Task details:
Identify the lines that include the word "screenshot", then copy all of them.
━━ Data shown ━━
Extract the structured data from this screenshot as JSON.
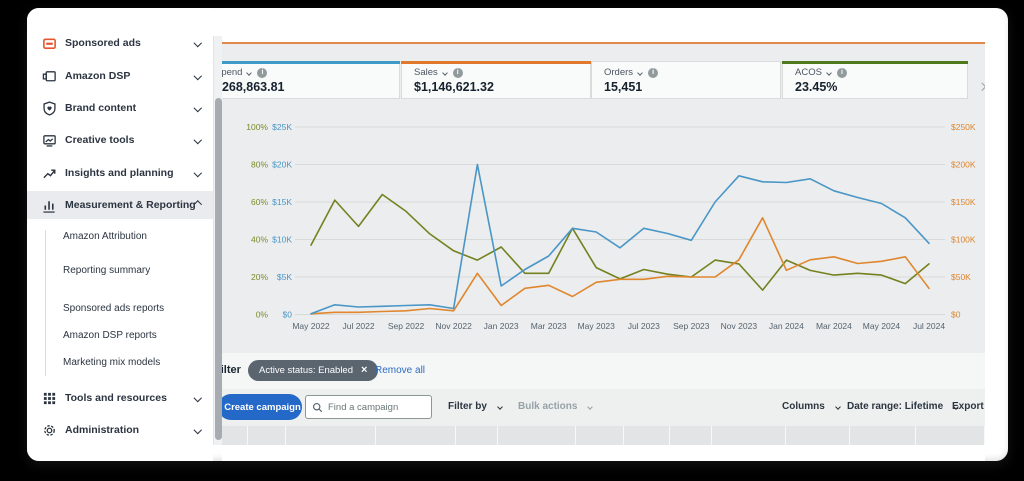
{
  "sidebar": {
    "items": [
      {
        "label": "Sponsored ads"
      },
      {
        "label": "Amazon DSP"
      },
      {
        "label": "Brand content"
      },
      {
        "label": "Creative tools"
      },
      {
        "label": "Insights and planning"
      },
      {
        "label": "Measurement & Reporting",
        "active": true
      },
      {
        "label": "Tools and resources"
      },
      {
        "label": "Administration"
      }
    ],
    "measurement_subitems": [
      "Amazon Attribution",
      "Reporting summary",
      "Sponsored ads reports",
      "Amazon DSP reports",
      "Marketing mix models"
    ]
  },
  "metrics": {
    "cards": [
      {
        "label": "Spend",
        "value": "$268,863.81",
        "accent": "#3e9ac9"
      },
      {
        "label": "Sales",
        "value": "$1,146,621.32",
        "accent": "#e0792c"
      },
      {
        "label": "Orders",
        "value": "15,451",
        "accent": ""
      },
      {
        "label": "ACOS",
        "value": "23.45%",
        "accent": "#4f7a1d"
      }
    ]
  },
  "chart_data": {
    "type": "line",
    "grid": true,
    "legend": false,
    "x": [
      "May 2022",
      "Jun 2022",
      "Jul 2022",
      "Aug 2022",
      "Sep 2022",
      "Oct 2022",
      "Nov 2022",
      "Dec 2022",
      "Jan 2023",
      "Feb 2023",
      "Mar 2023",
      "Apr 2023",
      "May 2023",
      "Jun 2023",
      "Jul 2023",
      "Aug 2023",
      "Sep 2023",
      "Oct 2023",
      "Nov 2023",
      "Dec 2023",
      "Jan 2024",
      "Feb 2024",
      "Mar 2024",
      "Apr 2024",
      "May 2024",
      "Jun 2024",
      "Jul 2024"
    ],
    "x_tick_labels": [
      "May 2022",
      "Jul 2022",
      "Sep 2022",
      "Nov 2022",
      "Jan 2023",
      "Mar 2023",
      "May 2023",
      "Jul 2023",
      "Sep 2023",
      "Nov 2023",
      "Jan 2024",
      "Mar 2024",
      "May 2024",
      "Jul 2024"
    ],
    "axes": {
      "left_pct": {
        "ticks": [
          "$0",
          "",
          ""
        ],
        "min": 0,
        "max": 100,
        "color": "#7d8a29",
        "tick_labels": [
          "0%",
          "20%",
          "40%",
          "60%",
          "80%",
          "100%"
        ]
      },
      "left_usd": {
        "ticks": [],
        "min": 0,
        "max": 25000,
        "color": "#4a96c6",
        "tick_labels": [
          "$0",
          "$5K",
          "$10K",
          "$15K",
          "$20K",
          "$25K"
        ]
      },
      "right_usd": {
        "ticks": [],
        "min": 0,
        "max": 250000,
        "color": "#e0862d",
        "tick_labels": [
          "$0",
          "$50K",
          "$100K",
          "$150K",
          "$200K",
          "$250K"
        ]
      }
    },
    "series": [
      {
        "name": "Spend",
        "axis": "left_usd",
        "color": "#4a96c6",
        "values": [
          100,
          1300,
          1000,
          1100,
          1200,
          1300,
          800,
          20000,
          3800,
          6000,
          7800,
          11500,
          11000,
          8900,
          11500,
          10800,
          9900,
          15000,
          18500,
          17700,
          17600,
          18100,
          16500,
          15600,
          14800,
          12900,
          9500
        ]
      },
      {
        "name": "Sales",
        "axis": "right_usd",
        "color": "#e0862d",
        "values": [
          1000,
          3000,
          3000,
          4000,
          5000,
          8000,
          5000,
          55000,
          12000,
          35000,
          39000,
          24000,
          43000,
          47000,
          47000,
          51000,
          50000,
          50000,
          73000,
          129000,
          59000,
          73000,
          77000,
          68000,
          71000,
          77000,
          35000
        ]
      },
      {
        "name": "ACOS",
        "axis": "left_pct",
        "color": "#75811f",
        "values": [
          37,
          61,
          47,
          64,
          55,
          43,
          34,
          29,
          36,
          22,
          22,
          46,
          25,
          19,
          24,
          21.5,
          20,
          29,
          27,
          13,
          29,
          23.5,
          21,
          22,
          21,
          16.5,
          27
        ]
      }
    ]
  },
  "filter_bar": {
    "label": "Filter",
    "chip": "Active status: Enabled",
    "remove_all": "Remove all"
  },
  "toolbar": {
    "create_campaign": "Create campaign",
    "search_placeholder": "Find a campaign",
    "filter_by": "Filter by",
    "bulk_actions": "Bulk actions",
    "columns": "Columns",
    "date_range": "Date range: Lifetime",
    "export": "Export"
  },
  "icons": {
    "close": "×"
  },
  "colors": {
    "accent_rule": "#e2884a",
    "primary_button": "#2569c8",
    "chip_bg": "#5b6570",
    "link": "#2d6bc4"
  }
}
━━━
━━ Data shown ━━
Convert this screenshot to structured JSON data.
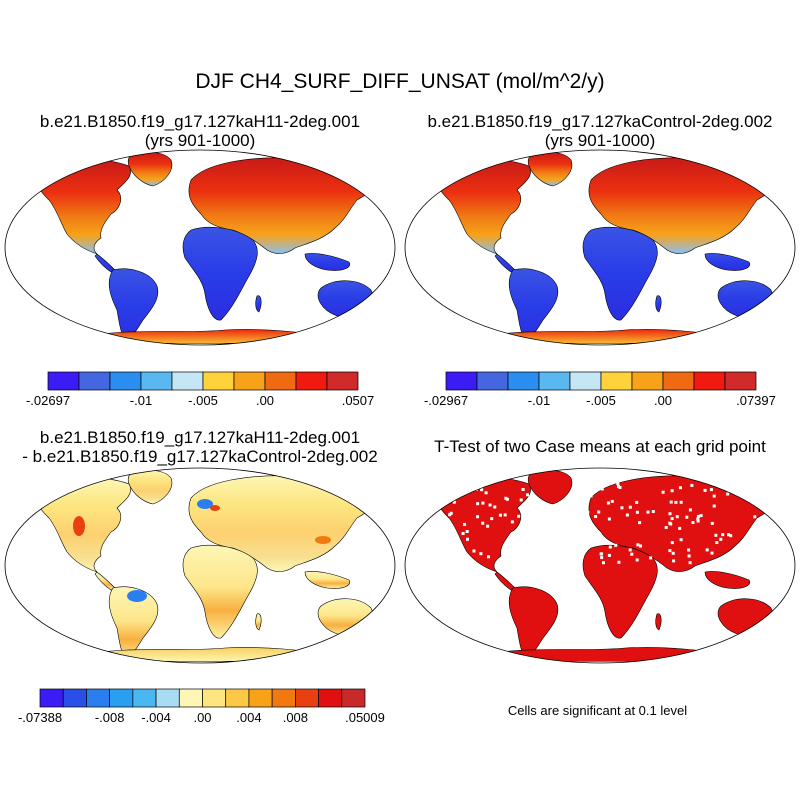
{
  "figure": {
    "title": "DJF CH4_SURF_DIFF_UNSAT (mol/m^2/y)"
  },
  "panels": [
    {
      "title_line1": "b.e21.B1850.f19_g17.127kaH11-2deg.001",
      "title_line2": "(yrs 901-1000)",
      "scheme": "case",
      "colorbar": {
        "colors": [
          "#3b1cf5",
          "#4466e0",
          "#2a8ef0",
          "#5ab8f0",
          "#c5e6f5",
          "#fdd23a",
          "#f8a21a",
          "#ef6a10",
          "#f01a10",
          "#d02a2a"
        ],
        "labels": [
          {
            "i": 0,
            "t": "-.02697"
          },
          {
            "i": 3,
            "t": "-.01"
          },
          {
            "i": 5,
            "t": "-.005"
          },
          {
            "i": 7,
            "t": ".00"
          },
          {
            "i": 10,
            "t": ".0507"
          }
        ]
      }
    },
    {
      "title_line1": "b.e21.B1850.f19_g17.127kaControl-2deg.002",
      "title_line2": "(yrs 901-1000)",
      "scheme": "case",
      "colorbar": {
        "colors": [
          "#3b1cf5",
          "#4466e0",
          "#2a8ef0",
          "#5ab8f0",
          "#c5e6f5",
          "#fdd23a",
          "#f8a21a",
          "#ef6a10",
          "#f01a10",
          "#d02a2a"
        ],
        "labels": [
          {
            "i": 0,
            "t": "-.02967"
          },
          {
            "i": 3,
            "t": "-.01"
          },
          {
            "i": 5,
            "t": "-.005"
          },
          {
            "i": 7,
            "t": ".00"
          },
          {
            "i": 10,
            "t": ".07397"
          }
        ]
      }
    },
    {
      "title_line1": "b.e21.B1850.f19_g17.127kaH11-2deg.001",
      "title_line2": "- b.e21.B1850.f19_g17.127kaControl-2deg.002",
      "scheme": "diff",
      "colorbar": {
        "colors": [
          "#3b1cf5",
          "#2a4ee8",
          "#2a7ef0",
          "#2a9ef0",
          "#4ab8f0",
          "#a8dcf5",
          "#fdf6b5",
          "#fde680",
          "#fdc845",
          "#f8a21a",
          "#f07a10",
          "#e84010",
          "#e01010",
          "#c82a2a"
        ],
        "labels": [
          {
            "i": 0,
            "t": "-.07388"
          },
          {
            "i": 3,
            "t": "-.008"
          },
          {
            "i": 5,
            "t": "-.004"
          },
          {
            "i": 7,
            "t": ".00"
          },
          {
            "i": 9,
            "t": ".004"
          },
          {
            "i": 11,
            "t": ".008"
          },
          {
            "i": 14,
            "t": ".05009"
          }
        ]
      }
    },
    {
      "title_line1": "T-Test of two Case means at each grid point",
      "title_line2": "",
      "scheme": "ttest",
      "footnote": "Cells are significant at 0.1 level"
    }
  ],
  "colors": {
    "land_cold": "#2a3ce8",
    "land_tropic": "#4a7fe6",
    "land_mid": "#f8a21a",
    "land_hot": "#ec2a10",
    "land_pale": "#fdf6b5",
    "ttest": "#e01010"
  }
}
━━━
━━ Data shown ━━
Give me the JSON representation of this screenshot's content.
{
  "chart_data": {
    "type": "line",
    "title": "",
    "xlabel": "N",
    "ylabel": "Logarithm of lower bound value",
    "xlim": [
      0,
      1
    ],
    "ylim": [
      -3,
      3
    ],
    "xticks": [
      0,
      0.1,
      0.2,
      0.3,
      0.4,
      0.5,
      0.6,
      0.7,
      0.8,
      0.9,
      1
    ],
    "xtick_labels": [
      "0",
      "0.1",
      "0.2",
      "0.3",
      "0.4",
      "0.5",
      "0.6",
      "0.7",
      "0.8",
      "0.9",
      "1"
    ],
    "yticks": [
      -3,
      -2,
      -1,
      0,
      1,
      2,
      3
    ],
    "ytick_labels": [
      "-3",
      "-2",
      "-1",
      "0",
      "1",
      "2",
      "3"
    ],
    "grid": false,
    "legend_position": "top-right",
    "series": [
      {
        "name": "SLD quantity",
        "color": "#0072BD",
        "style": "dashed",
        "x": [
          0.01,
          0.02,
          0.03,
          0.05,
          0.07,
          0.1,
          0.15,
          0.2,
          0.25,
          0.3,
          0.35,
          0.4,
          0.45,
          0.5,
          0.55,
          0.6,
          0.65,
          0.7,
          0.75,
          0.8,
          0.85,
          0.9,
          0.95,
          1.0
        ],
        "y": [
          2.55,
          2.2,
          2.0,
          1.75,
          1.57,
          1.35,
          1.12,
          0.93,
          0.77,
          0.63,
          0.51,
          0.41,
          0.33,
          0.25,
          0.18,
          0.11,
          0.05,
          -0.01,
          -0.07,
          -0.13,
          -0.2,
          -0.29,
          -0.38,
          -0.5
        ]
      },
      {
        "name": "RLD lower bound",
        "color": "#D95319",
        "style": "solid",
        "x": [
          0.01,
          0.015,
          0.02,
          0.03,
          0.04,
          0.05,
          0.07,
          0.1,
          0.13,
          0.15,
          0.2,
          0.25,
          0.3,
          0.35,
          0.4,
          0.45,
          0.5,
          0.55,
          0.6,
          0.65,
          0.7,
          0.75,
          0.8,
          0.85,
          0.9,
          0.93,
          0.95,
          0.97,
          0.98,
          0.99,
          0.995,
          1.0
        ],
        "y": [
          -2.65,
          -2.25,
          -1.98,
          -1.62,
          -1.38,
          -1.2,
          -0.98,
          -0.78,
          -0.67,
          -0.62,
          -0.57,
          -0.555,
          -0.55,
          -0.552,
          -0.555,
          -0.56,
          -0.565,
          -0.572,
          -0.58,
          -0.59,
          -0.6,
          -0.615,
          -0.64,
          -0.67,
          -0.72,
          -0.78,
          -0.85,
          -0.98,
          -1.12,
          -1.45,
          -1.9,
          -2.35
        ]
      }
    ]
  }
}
━━━
Task output:
Extract the structured data from this screenshot as JSON.
Convert this screenshot to structured JSON data.
Give me the JSON representation of this screenshot's content.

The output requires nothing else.